▶ **PROVIDED RECORDS**
------------------------------------------------
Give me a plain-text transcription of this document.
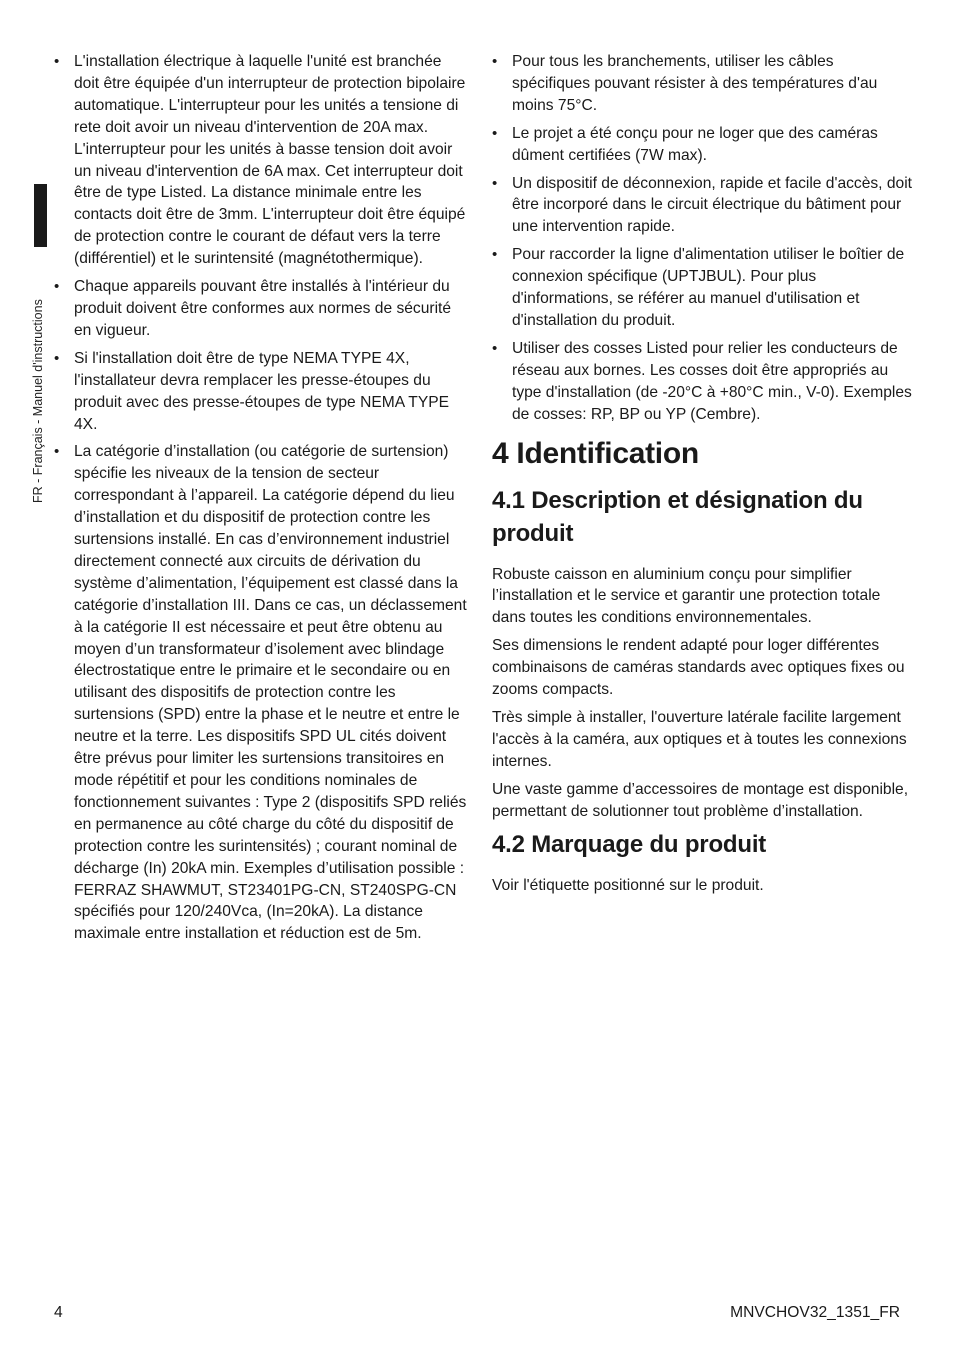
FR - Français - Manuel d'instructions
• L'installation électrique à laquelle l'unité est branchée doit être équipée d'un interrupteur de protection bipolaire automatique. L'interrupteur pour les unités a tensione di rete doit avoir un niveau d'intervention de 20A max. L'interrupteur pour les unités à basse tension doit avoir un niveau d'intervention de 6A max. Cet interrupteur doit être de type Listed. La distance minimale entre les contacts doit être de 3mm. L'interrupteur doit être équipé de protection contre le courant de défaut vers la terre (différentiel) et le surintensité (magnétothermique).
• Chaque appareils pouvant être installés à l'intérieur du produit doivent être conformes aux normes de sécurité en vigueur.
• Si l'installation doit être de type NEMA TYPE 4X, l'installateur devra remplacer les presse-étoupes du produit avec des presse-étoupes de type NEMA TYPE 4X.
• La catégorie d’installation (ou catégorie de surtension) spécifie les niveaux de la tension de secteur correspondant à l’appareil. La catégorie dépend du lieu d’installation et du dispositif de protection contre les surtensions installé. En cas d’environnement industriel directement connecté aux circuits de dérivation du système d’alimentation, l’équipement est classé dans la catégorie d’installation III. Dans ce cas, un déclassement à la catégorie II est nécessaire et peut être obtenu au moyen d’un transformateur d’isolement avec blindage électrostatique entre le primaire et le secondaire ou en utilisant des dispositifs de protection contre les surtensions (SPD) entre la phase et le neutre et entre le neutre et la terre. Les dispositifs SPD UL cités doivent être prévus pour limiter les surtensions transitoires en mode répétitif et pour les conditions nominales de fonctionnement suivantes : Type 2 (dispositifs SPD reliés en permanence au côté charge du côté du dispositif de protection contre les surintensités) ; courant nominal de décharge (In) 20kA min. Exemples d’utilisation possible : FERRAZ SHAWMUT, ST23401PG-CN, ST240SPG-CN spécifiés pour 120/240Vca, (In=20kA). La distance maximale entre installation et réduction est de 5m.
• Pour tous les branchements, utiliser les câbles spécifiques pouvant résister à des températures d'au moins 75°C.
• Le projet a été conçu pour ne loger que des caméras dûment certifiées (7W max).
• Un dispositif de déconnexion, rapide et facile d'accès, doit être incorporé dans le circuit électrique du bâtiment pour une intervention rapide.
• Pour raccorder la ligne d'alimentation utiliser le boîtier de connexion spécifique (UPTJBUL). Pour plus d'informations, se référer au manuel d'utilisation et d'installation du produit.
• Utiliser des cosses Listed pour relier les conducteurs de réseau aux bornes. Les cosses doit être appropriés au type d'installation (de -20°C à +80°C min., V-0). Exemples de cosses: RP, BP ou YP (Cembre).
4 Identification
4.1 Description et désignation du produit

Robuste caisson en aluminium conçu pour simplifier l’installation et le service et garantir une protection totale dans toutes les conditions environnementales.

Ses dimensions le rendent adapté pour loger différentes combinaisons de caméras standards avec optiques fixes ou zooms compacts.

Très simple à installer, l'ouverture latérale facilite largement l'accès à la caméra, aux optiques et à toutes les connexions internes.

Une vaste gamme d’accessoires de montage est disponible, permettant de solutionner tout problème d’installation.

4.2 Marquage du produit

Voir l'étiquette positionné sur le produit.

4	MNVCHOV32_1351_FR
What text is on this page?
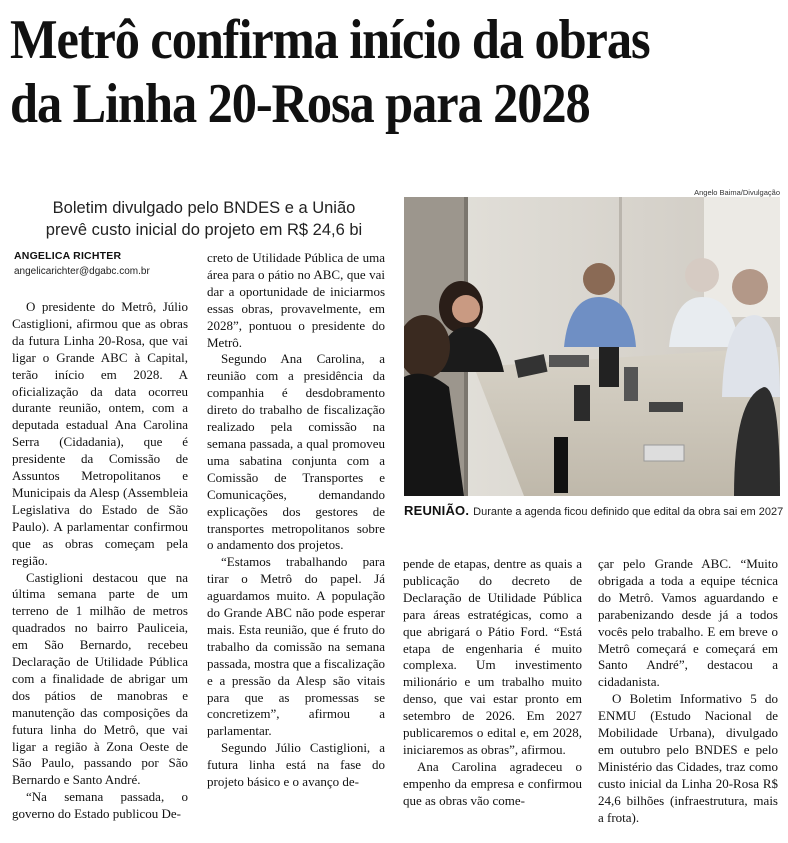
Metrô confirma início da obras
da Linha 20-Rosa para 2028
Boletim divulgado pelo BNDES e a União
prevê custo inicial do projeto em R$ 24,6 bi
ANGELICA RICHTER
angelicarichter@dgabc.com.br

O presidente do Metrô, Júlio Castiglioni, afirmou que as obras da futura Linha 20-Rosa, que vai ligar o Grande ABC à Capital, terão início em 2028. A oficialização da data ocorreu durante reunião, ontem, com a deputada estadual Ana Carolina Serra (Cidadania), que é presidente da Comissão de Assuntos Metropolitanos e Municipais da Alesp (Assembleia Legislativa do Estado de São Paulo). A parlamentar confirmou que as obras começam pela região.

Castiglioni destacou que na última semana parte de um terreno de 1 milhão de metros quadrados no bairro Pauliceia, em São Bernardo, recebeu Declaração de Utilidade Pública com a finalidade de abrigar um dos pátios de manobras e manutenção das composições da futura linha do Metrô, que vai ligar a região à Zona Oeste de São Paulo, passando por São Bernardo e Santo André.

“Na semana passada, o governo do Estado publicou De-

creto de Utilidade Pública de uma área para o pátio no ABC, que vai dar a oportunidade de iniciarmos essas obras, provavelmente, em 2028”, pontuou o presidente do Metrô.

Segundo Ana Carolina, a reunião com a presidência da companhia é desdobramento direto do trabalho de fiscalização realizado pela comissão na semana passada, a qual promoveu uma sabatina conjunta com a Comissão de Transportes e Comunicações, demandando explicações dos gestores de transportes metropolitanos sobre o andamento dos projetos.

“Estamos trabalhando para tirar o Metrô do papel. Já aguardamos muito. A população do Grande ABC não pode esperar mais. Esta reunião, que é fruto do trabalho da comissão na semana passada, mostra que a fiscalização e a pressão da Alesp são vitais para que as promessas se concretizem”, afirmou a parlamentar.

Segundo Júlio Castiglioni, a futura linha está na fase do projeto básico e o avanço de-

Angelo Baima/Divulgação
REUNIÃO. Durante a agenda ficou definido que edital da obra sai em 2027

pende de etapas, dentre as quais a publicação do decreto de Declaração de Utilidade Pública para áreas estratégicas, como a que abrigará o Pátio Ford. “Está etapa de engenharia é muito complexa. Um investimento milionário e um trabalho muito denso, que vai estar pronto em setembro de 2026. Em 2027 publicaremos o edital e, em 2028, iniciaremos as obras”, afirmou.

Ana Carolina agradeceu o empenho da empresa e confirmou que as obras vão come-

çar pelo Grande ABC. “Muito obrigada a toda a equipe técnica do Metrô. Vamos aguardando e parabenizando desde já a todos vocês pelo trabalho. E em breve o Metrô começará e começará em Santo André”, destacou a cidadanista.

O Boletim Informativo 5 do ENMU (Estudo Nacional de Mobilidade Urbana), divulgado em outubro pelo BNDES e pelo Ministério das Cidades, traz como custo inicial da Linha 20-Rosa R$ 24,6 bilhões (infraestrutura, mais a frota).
------------------------------------------------
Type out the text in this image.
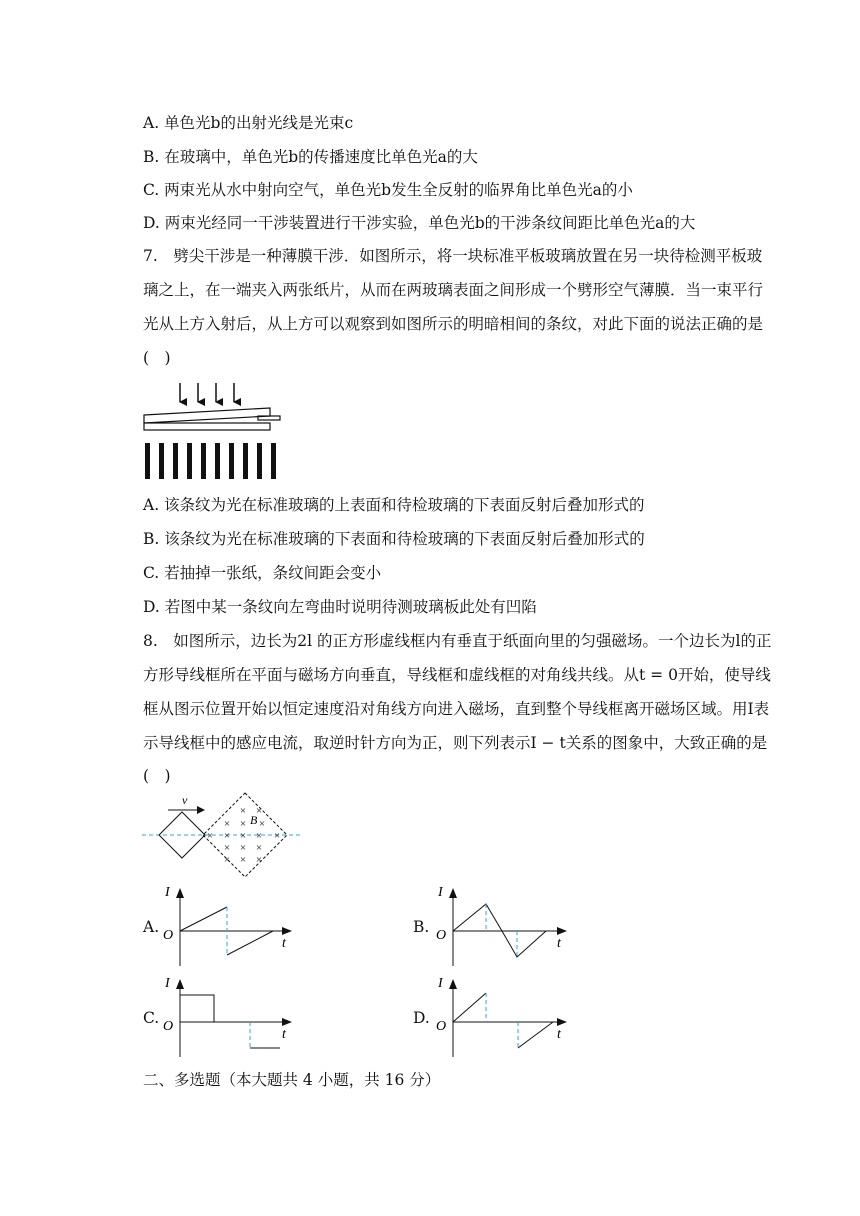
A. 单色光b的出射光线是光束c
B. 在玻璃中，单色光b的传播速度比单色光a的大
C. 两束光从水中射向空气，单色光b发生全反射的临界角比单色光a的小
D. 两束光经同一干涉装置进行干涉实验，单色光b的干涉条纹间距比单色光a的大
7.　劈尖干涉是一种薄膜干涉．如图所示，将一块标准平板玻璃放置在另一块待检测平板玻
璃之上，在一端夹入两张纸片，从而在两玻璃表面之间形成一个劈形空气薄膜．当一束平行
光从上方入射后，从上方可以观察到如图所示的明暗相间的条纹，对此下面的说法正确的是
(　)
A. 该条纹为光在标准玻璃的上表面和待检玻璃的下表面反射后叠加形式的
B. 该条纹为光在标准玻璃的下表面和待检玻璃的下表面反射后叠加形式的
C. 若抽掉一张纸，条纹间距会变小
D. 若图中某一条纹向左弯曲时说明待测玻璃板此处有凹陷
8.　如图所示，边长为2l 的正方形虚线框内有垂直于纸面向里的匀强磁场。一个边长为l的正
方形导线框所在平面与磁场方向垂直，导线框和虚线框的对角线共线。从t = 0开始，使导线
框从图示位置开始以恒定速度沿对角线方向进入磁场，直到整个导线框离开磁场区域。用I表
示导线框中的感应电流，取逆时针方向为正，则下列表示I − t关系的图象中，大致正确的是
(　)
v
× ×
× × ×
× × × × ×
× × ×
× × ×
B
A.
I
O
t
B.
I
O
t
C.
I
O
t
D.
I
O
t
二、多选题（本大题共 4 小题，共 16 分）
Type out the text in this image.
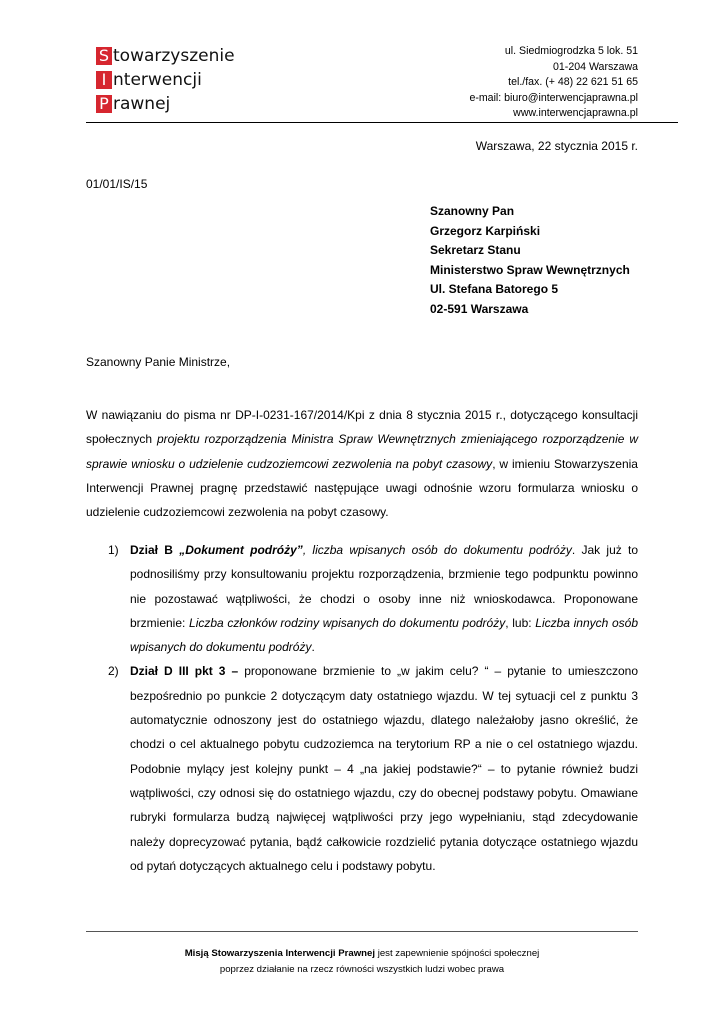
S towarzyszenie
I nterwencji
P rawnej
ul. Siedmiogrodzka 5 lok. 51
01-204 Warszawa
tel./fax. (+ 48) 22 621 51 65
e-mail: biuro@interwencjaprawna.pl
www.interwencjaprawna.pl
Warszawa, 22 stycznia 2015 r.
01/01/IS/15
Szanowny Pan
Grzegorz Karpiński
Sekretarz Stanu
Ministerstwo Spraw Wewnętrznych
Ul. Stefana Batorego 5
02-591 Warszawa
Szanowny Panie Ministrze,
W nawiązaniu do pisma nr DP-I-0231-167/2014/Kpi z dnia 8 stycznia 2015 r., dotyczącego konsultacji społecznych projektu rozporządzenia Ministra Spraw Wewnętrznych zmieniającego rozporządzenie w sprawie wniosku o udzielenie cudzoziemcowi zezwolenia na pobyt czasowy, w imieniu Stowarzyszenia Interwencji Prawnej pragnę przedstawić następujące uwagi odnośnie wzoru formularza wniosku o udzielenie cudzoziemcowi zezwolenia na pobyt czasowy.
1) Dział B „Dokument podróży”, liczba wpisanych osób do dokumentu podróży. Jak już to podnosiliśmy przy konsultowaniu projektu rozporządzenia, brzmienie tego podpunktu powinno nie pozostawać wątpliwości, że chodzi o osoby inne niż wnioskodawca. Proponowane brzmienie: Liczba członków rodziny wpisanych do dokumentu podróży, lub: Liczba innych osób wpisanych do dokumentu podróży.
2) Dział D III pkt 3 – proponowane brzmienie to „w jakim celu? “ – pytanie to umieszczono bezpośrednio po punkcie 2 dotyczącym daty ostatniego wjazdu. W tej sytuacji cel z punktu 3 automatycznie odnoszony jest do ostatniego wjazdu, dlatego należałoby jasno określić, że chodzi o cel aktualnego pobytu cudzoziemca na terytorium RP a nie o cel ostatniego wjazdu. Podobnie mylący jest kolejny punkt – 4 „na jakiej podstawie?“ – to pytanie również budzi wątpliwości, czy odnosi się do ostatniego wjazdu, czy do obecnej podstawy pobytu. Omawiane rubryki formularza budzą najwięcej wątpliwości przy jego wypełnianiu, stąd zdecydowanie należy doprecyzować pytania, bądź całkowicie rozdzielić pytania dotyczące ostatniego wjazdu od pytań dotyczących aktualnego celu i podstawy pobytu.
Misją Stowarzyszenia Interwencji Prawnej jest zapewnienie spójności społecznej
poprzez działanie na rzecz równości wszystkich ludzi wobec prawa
------------------------------------------------
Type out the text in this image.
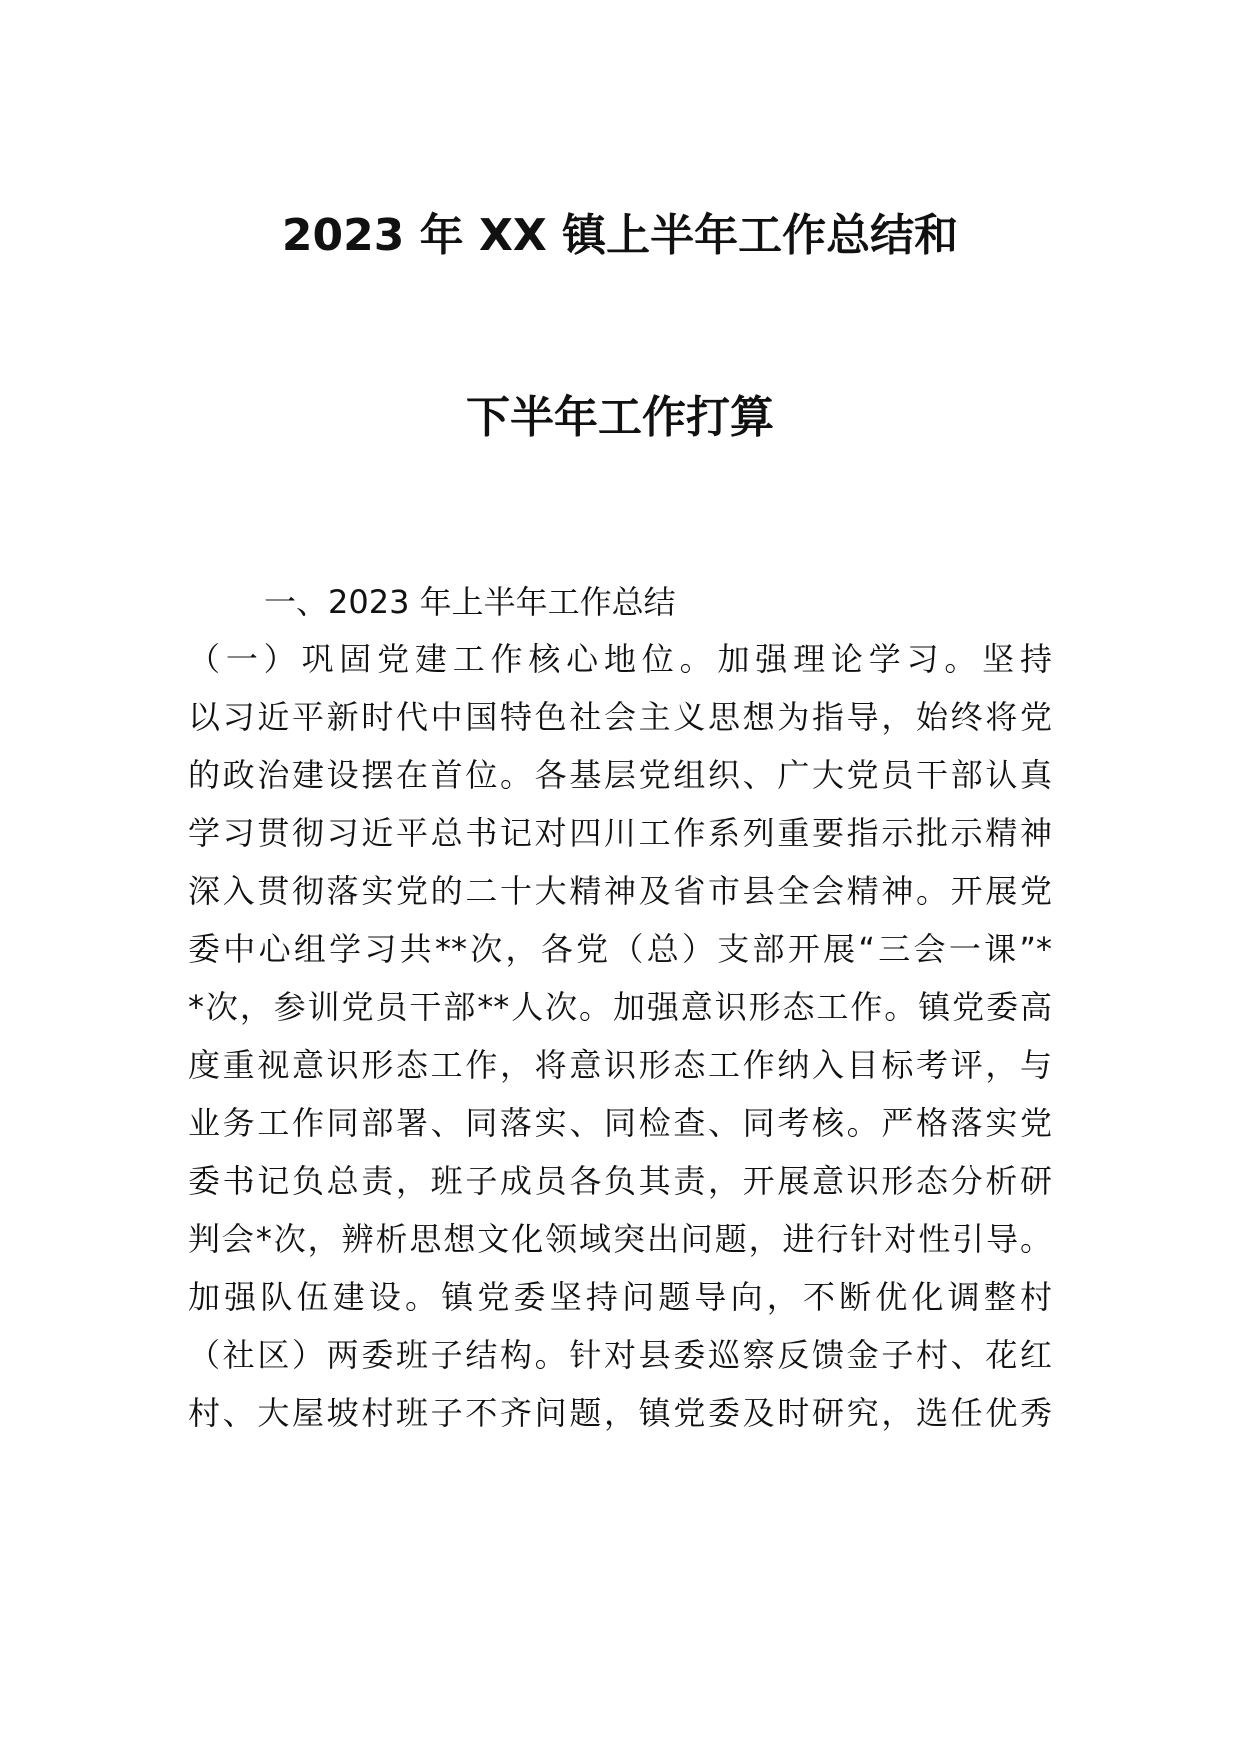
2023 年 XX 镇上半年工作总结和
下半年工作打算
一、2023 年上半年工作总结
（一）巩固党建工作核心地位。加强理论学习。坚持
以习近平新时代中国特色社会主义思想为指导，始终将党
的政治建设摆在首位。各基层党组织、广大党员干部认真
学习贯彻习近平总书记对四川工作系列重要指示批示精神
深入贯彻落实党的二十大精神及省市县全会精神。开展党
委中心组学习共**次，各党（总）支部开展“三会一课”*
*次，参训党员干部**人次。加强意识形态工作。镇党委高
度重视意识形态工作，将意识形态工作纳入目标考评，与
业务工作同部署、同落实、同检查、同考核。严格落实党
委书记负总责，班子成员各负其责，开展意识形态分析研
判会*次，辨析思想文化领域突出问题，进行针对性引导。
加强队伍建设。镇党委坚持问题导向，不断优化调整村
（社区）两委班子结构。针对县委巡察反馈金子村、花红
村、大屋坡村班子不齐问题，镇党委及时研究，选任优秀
------------------------------------------------
▶ **PROBLEM REQUIREMENTS**
List each line in the listing that contains the string "Grande".

▶ **ANSWER TO THIS TASK**
O presidente do Metrô, Júlio Castiglioni, afirmou que as obras da futura Linha 20-Rosa, que vai ligar o Grande ABC à Capital, terão início em 2028. A oficialização da data ocorreu durante reunião, ontem, com a deputada estadual Ana Carolina Serra (Cidadania), que é presidente da Comissão de Assuntos Metropolitanos e Municipais da Alesp (Assembleia Legislativa do Estado de São Paulo). A parlamentar confirmou que as obras começam pela região.
“Estamos trabalhando para tirar o Metrô do papel. Já aguardamos muito. A população do Grande ABC não pode esperar mais. Esta reunião, que é fruto do trabalho da comissão na semana passada, mostra que a fiscalização e a pressão da Alesp são vitais para que as promessas se concretizem”, afirmou a parlamentar.
çar pelo Grande ABC. “Muito obrigada a toda a equipe técnica do Metrô. Vamos aguardando e parabenizando desde já a todos vocês pelo trabalho. E em breve o Metrô começará e começará em Santo André”, destacou a cidadanista.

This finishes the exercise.